## [Goal]
Copy out every line exactly as given.

## [Information given]
--------------------
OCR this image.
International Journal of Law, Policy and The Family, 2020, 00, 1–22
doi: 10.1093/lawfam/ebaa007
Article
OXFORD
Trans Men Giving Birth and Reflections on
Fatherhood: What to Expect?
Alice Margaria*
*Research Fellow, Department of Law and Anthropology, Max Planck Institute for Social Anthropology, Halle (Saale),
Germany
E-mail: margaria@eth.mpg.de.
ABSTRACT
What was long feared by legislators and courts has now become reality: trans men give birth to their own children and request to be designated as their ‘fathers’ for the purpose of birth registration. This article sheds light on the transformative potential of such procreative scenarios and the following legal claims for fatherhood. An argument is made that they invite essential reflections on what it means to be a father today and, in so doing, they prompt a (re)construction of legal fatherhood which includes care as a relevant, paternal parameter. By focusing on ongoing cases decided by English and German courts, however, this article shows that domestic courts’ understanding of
--------------------
## [Problem solution]
OCR this image.
International Journal of Law, Policy and The Family, 2020, 00, 1–22
doi: 10.1093/lawfam/ebaa007
Article
OXFORD
Trans Men Giving Birth and Reflections on
Fatherhood: What to Expect?
Alice Margaria*
*Research Fellow, Department of Law and Anthropology, Max Planck Institute for Social Anthropology, Halle (Saale),
Germany
E-mail: margaria@eth.mpg.de.
ABSTRACT
What was long feared by legislators and courts has now become reality: trans men give birth to their own children and request to be designated as their ‘fathers’ for the purpose of birth registration. This article sheds light on the transformative potential of such procreative scenarios and the following legal claims for fatherhood. An argument is made that they invite essential reflections on what it means to be a father today and, in so doing, they prompt a (re)construction of legal fatherhood which includes care as a relevant, paternal parameter. By focusing on ongoing cases decided by English and German courts, however, this article shows that domestic courts’ understanding of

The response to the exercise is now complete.